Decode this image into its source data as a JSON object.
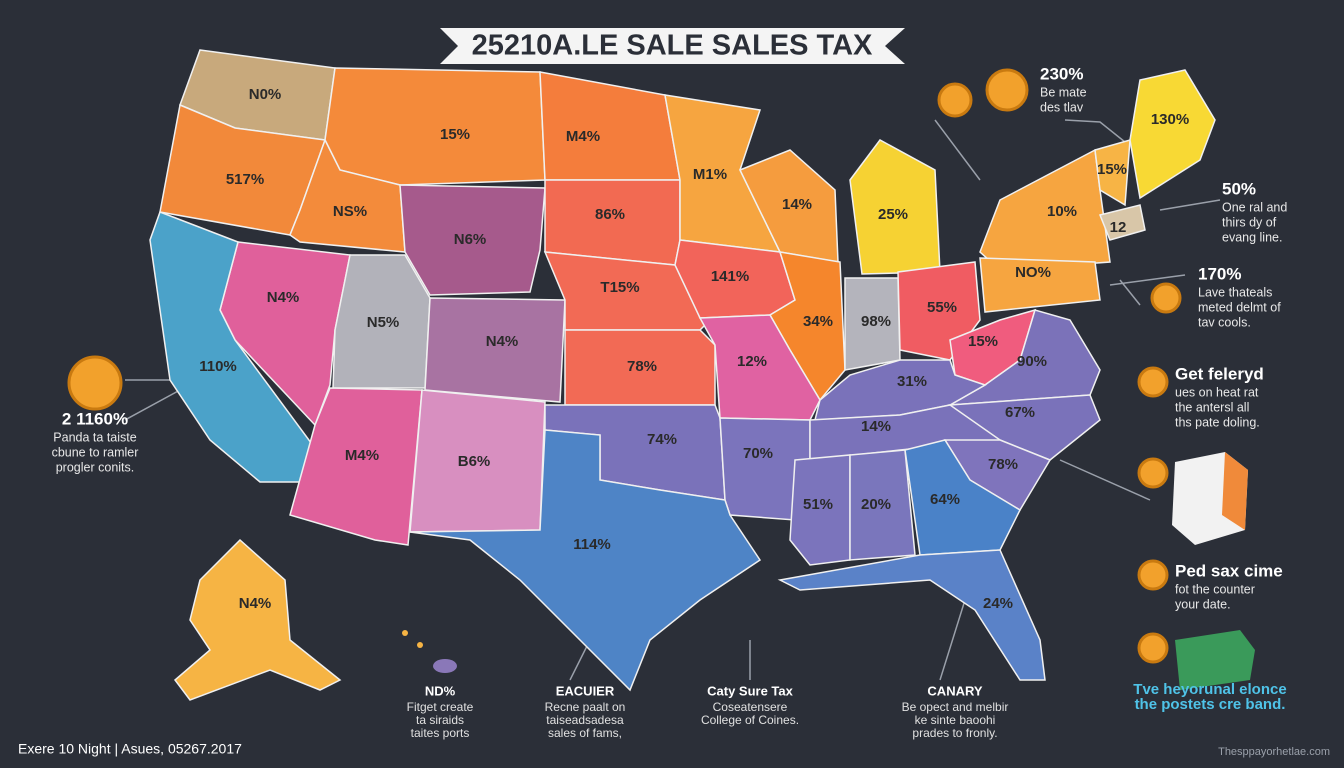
{
  "title": "25210A.LE SALE SALES TAX",
  "states": [
    {
      "label": "N0%",
      "color": "#c8a97c"
    },
    {
      "label": "517%",
      "color": "#f2893a"
    },
    {
      "label": "15%",
      "color": "#f48a3a"
    },
    {
      "label": "NS%",
      "color": "#f38b3b"
    },
    {
      "label": "M4%",
      "color": "#f47d3c"
    },
    {
      "label": "N6%",
      "color": "#a65a8c"
    },
    {
      "label": "86%",
      "color": "#f26a52"
    },
    {
      "label": "M1%",
      "color": "#f6a540"
    },
    {
      "label": "14%",
      "color": "#f59c3e"
    },
    {
      "label": "25%",
      "color": "#f6d233"
    },
    {
      "label": "10%",
      "color": "#f6a540"
    },
    {
      "label": "15%",
      "color": "#f7b445"
    },
    {
      "label": "130%",
      "color": "#f8d934"
    },
    {
      "label": "NO%",
      "color": "#f6a540"
    },
    {
      "label": "N4%",
      "color": "#e0609b"
    },
    {
      "label": "N5%",
      "color": "#b2b2ba"
    },
    {
      "label": "N4%",
      "color": "#a873a2"
    },
    {
      "label": "T15%",
      "color": "#f26a55"
    },
    {
      "label": "141%",
      "color": "#f2645a"
    },
    {
      "label": "34%",
      "color": "#f5862c"
    },
    {
      "label": "98%",
      "color": "#b4b4bc"
    },
    {
      "label": "55%",
      "color": "#f05c62"
    },
    {
      "label": "110%",
      "color": "#4ba2c9"
    },
    {
      "label": "78%",
      "color": "#f26a55"
    },
    {
      "label": "12%",
      "color": "#e062a2"
    },
    {
      "label": "15%",
      "color": "#f05c7e"
    },
    {
      "label": "90%",
      "color": "#7b72b9"
    },
    {
      "label": "31%",
      "color": "#7a72ba"
    },
    {
      "label": "M4%",
      "color": "#e0609b"
    },
    {
      "label": "B6%",
      "color": "#d88fc0"
    },
    {
      "label": "74%",
      "color": "#7a72ba"
    },
    {
      "label": "70%",
      "color": "#7b74bc"
    },
    {
      "label": "14%",
      "color": "#7a72ba"
    },
    {
      "label": "67%",
      "color": "#7a72ba"
    },
    {
      "label": "78%",
      "color": "#7f74bc"
    },
    {
      "label": "51%",
      "color": "#7b74bc"
    },
    {
      "label": "20%",
      "color": "#7a76bc"
    },
    {
      "label": "64%",
      "color": "#4a82c8"
    },
    {
      "label": "114%",
      "color": "#4e84c6"
    },
    {
      "label": "24%",
      "color": "#5a82c8"
    },
    {
      "label": "N4%",
      "color": "#f6b444"
    },
    {
      "label": "12",
      "color": "#d8c6a8"
    }
  ],
  "callouts": [
    {
      "heading": "230%",
      "lines": [
        "Be mate",
        "des tlav"
      ]
    },
    {
      "heading": "50%",
      "lines": [
        "One ral and",
        "thirs dy of",
        "evang line."
      ]
    },
    {
      "heading": "170%",
      "lines": [
        "Lave thateals",
        "meted delmt of",
        "tav cools."
      ]
    },
    {
      "heading": "Get feleryd",
      "lines": [
        "ues on heat rat",
        "the antersl all",
        "ths pate doling."
      ]
    },
    {
      "heading": "Ped sax cime",
      "lines": [
        "fot the counter",
        "your date."
      ]
    },
    {
      "lines": [
        "Tve heyorunal elonce",
        "the postets cre band."
      ]
    },
    {
      "heading": "2 1160%",
      "lines": [
        "Panda ta taiste",
        "cbune to ramler",
        "progler conits."
      ]
    }
  ],
  "bottom_notes": [
    {
      "heading": "ND%",
      "lines": [
        "Fitget create",
        "ta siraids",
        "taites ports"
      ]
    },
    {
      "heading": "EACUIER",
      "lines": [
        "Recne paalt on",
        "taiseadsadesa",
        "sales of fams,"
      ]
    },
    {
      "heading": "Caty Sure Tax",
      "lines": [
        "Coseatensere",
        "College of Coines."
      ]
    },
    {
      "heading": "CANARY",
      "lines": [
        "Be opect and melbir",
        "ke sinte baoohi",
        "prades to fronly."
      ]
    }
  ],
  "footer": {
    "left": "Exere 10 Night | Asues, 05267.2017",
    "right": "Thesppayorhetlae.com"
  }
}
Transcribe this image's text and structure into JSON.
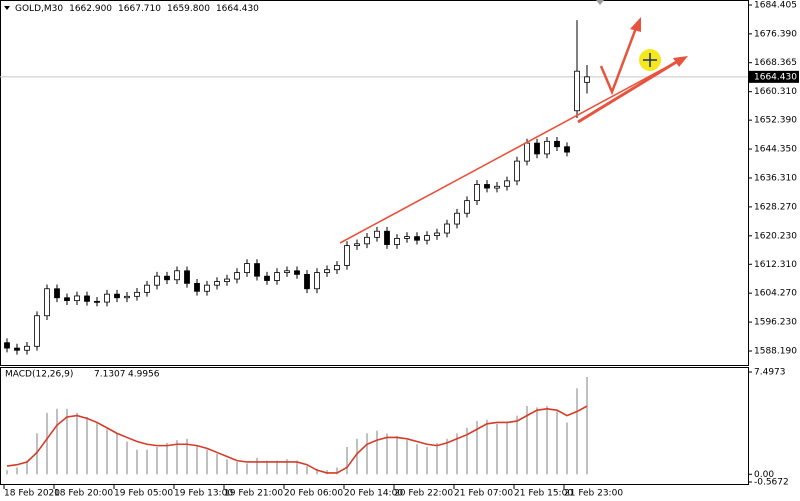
{
  "chart_data": {
    "type": "candlestick",
    "symbol": "GOLD,M30",
    "header_labels": [
      "1662.900",
      "1667.710",
      "1659.800",
      "1664.430"
    ],
    "categories": [
      "18 Feb 2020",
      null,
      null,
      null,
      null,
      "18 Feb 20:00",
      null,
      null,
      null,
      null,
      null,
      "19 Feb 05:00",
      null,
      null,
      null,
      null,
      null,
      "19 Feb 13:00",
      null,
      null,
      null,
      null,
      "19 Feb 21:00",
      null,
      null,
      null,
      null,
      null,
      "20 Feb 06:00",
      null,
      null,
      null,
      null,
      null,
      "20 Feb 14:00",
      null,
      null,
      null,
      null,
      "20 Feb 22:00",
      null,
      null,
      null,
      null,
      null,
      "21 Feb 07:00",
      null,
      null,
      null,
      null,
      null,
      "21 Feb 15:00",
      null,
      null,
      null,
      null,
      "21 Feb 23:00",
      null,
      null
    ],
    "open": [
      1590.5,
      1589.0,
      1588.4,
      1589.5,
      1598.0,
      1605.5,
      1603.0,
      1602.2,
      1603.5,
      1602.0,
      1601.8,
      1604.0,
      1603.0,
      1603.4,
      1604.5,
      1606.5,
      1609.0,
      1608.0,
      1610.5,
      1607.0,
      1604.8,
      1606.5,
      1607.5,
      1608.2,
      1610.0,
      1612.5,
      1609.0,
      1607.8,
      1610.0,
      1610.5,
      1609.5,
      1605.5,
      1610.0,
      1610.8,
      1612.0,
      1617.5,
      1618.0,
      1619.8,
      1621.5,
      1617.8,
      1619.5,
      1620.0,
      1619.0,
      1620.3,
      1621.0,
      1623.5,
      1626.5,
      1630.0,
      1634.5,
      1633.5,
      1634.0,
      1635.5,
      1641.0,
      1646.0,
      1643.0,
      1646.5,
      1645.0,
      1655.0,
      1662.9
    ],
    "high": [
      1591.7,
      1590.2,
      1590.7,
      1599.2,
      1606.7,
      1606.7,
      1604.2,
      1604.7,
      1604.7,
      1603.2,
      1605.2,
      1605.2,
      1604.6,
      1605.7,
      1607.7,
      1610.2,
      1610.2,
      1611.7,
      1611.7,
      1608.2,
      1607.7,
      1608.7,
      1609.4,
      1611.2,
      1613.7,
      1613.7,
      1610.2,
      1611.2,
      1611.7,
      1611.7,
      1610.7,
      1611.2,
      1612.0,
      1613.2,
      1618.7,
      1619.2,
      1621.0,
      1622.7,
      1622.7,
      1620.7,
      1621.2,
      1621.2,
      1621.5,
      1622.2,
      1624.7,
      1627.7,
      1631.2,
      1635.7,
      1635.7,
      1635.2,
      1636.7,
      1642.2,
      1647.2,
      1647.2,
      1647.7,
      1647.7,
      1646.2,
      1680.2,
      1667.71
    ],
    "low": [
      1587.8,
      1587.2,
      1587.2,
      1588.3,
      1596.8,
      1601.8,
      1601.0,
      1601.0,
      1600.8,
      1600.6,
      1600.6,
      1601.8,
      1601.8,
      1602.2,
      1603.3,
      1605.3,
      1606.8,
      1606.8,
      1605.8,
      1603.6,
      1603.6,
      1605.3,
      1606.3,
      1607.0,
      1608.8,
      1607.8,
      1606.6,
      1606.6,
      1608.8,
      1608.3,
      1604.3,
      1604.3,
      1608.8,
      1609.6,
      1610.8,
      1616.3,
      1616.8,
      1618.6,
      1616.6,
      1616.6,
      1618.3,
      1617.8,
      1617.8,
      1619.1,
      1619.8,
      1622.3,
      1625.3,
      1628.8,
      1632.3,
      1632.3,
      1632.8,
      1634.3,
      1639.8,
      1641.8,
      1641.8,
      1643.8,
      1642.3,
      1653.0,
      1659.8
    ],
    "close": [
      1589.0,
      1588.4,
      1589.5,
      1598.0,
      1605.5,
      1603.0,
      1602.2,
      1603.5,
      1602.0,
      1601.8,
      1604.0,
      1603.0,
      1603.4,
      1604.5,
      1606.5,
      1609.0,
      1608.0,
      1610.5,
      1607.0,
      1604.8,
      1606.5,
      1607.5,
      1608.2,
      1610.0,
      1612.5,
      1609.0,
      1607.8,
      1610.0,
      1610.5,
      1609.5,
      1605.5,
      1610.0,
      1610.8,
      1612.0,
      1617.5,
      1618.0,
      1619.8,
      1621.5,
      1617.8,
      1619.5,
      1620.0,
      1619.0,
      1620.3,
      1621.0,
      1623.5,
      1626.5,
      1630.0,
      1634.5,
      1633.5,
      1634.0,
      1635.5,
      1641.0,
      1646.0,
      1643.0,
      1646.5,
      1645.0,
      1643.5,
      1666.0,
      1664.43
    ],
    "up_color": "#ffffff",
    "down_color": "#000000",
    "ylim": [
      1584.3,
      1685.8
    ],
    "yticks": [
      1684.405,
      {
        "value": 1676.39,
        "label": "1676.390"
      },
      1668.365,
      {
        "value": 1660.31,
        "label": "1660.310"
      },
      {
        "value": 1652.39,
        "label": "1652.390"
      },
      {
        "value": 1644.35,
        "label": "1644.350"
      },
      {
        "value": 1636.31,
        "label": "1636.310"
      },
      {
        "value": 1628.27,
        "label": "1628.270"
      },
      {
        "value": 1620.23,
        "label": "1620.230"
      },
      {
        "value": 1612.31,
        "label": "1612.310"
      },
      {
        "value": 1604.27,
        "label": "1604.270"
      },
      {
        "value": 1596.23,
        "label": "1596.230"
      },
      {
        "value": 1588.19,
        "label": "1588.190"
      }
    ],
    "current_price": {
      "value": 1664.43,
      "label": "1664.430"
    },
    "macd": {
      "type": "macd",
      "name": "MACD(12,26,9)",
      "histogram": [
        0.3,
        0.5,
        1.0,
        3.0,
        4.5,
        4.8,
        4.8,
        4.5,
        4.2,
        3.8,
        3.3,
        3.0,
        2.4,
        1.8,
        1.8,
        2.0,
        2.3,
        2.5,
        2.6,
        2.1,
        1.8,
        1.5,
        1.1,
        0.9,
        0.8,
        1.2,
        1.0,
        1.0,
        1.1,
        1.0,
        0.6,
        0.4,
        0.3,
        0.5,
        2.0,
        2.6,
        3.0,
        3.2,
        3.0,
        2.8,
        2.5,
        2.2,
        2.0,
        2.3,
        2.6,
        3.0,
        3.4,
        3.9,
        4.0,
        3.7,
        3.8,
        4.3,
        5.0,
        4.9,
        5.0,
        4.6,
        3.8,
        6.3,
        7.1307
      ],
      "signal": [
        0.6,
        0.7,
        0.9,
        1.6,
        2.6,
        3.6,
        4.2,
        4.3,
        4.1,
        3.8,
        3.4,
        3.0,
        2.7,
        2.4,
        2.2,
        2.1,
        2.1,
        2.2,
        2.2,
        2.1,
        1.9,
        1.6,
        1.3,
        1.0,
        0.9,
        0.9,
        0.9,
        0.9,
        0.9,
        0.9,
        0.7,
        0.3,
        0.1,
        0.1,
        0.5,
        1.5,
        2.2,
        2.5,
        2.7,
        2.7,
        2.6,
        2.4,
        2.2,
        2.1,
        2.3,
        2.6,
        2.9,
        3.3,
        3.7,
        3.8,
        3.8,
        3.9,
        4.3,
        4.7,
        4.8,
        4.7,
        4.3,
        4.6,
        4.9956
      ],
      "histogram_color": "#c0c0c0",
      "signal_color": "#d63b28",
      "ylim": [
        -0.5672,
        7.4973
      ],
      "yticks": [
        7.4973,
        {
          "value": 0,
          "label": "0.00"
        },
        -0.5672
      ]
    }
  }
}
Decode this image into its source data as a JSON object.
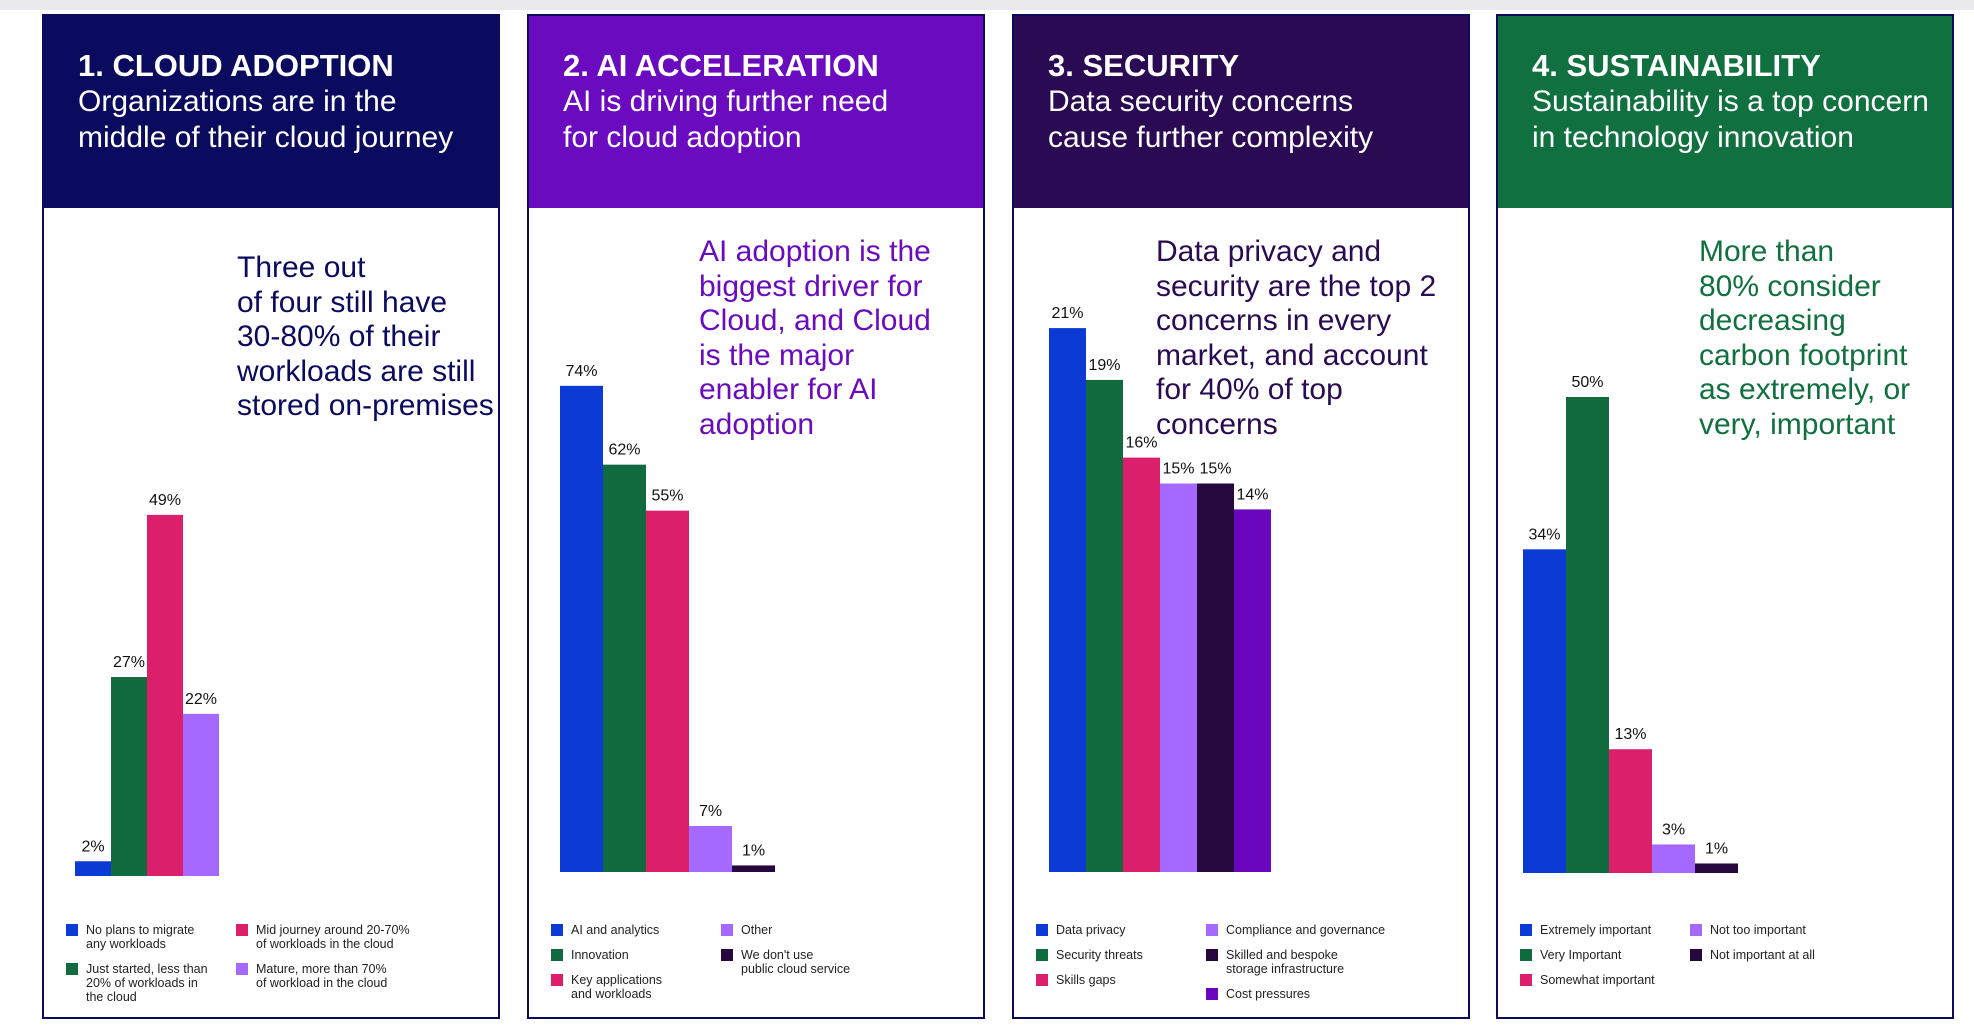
{
  "colors": {
    "blue": "#0b3bd4",
    "green": "#116b3f",
    "pink": "#dc1f6b",
    "lavender": "#a569ff",
    "dark_purple": "#26083f",
    "purple": "#6a06bd",
    "navy": "#0a0a5e",
    "violet_header": "#6a0bbf",
    "deep_purple_header": "#2a0a52",
    "green_header": "#10703f"
  },
  "panels": [
    {
      "title": "1. CLOUD ADOPTION",
      "subtitle": "Organizations are in the\nmiddle of their cloud journey",
      "headline": "Three out\nof four still have\n30-80% of their\nworkloads are still\nstored on-premises",
      "header_color": "#0a0a5e",
      "headline_color": "#0a0a5e"
    },
    {
      "title": "2. AI ACCELERATION",
      "subtitle": "AI is driving further need\nfor cloud adoption",
      "headline": "AI adoption is the\nbiggest driver for\nCloud, and Cloud\nis the major\nenabler for AI\nadoption",
      "header_color": "#6a0bbf",
      "headline_color": "#6a0bbf"
    },
    {
      "title": "3. SECURITY",
      "subtitle": "Data security concerns\ncause further complexity",
      "headline": "Data privacy and\nsecurity are the top 2\nconcerns in every\nmarket, and account\nfor 40% of top\nconcerns",
      "header_color": "#2a0a52",
      "headline_color": "#2a0a52"
    },
    {
      "title": "4. SUSTAINABILITY",
      "subtitle": "Sustainability is a top concern\nin technology innovation",
      "headline": "More than\n80% consider\ndecreasing\ncarbon footprint\nas extremely, or\nvery, important",
      "header_color": "#10703f",
      "headline_color": "#10703f"
    }
  ],
  "chart_data": [
    {
      "type": "bar",
      "unit": "%",
      "categories": [
        "No plans to migrate\nany workloads",
        "Just started, less than\n20% of workloads in\nthe cloud",
        "Mid journey around 20-70%\nof workloads in the cloud",
        "Mature, more than 70%\nof workload in the cloud"
      ],
      "values": [
        2,
        27,
        49,
        22
      ],
      "labels": [
        "2%",
        "27%",
        "49%",
        "22%"
      ],
      "colors": [
        "#0b3bd4",
        "#116b3f",
        "#dc1f6b",
        "#a569ff"
      ],
      "legend_order": [
        0,
        2,
        1,
        3
      ],
      "legend": "bottom, two columns"
    },
    {
      "type": "bar",
      "unit": "%",
      "categories": [
        "AI and analytics",
        "Innovation",
        "Key applications\nand workloads",
        "Other",
        "We don't use\npublic cloud service"
      ],
      "values": [
        74,
        62,
        55,
        7,
        1
      ],
      "labels": [
        "74%",
        "62%",
        "55%",
        "7%",
        "1%"
      ],
      "colors": [
        "#0b3bd4",
        "#116b3f",
        "#dc1f6b",
        "#a569ff",
        "#26083f"
      ],
      "legend_order": [
        0,
        3,
        1,
        4,
        2
      ],
      "legend": "bottom, two columns"
    },
    {
      "type": "bar",
      "unit": "%",
      "categories": [
        "Data privacy",
        "Security threats",
        "Skills gaps",
        "Compliance and governance",
        "Skilled and bespoke\nstorage infrastructure",
        "Cost pressures"
      ],
      "values": [
        21,
        19,
        16,
        15,
        15,
        14
      ],
      "labels": [
        "21%",
        "19%",
        "16%",
        "15%",
        "15%",
        "14%"
      ],
      "colors": [
        "#0b3bd4",
        "#116b3f",
        "#dc1f6b",
        "#a569ff",
        "#26083f",
        "#6a06bd"
      ],
      "legend_order": [
        0,
        3,
        1,
        4,
        2,
        5
      ],
      "legend": "bottom, two columns"
    },
    {
      "type": "bar",
      "unit": "%",
      "categories": [
        "Extremely important",
        "Very Important",
        "Somewhat important",
        "Not too important",
        "Not important at all"
      ],
      "values": [
        34,
        50,
        13,
        3,
        1
      ],
      "labels": [
        "34%",
        "50%",
        "13%",
        "3%",
        "1%"
      ],
      "colors": [
        "#0b3bd4",
        "#116b3f",
        "#dc1f6b",
        "#a569ff",
        "#26083f"
      ],
      "legend_order": [
        0,
        3,
        1,
        4,
        2
      ],
      "legend": "bottom, two columns"
    }
  ]
}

#### Written exercise:
Search the records above for the string "subtitle". Copy every line that contains it.

#### Response to this task:
      "subtitle": "Organizations are in the\nmiddle of their cloud journey",
      "subtitle": "AI is driving further need\nfor cloud adoption",
      "subtitle": "Data security concerns\ncause further complexity",
      "subtitle": "Sustainability is a top concern\nin technology innovation",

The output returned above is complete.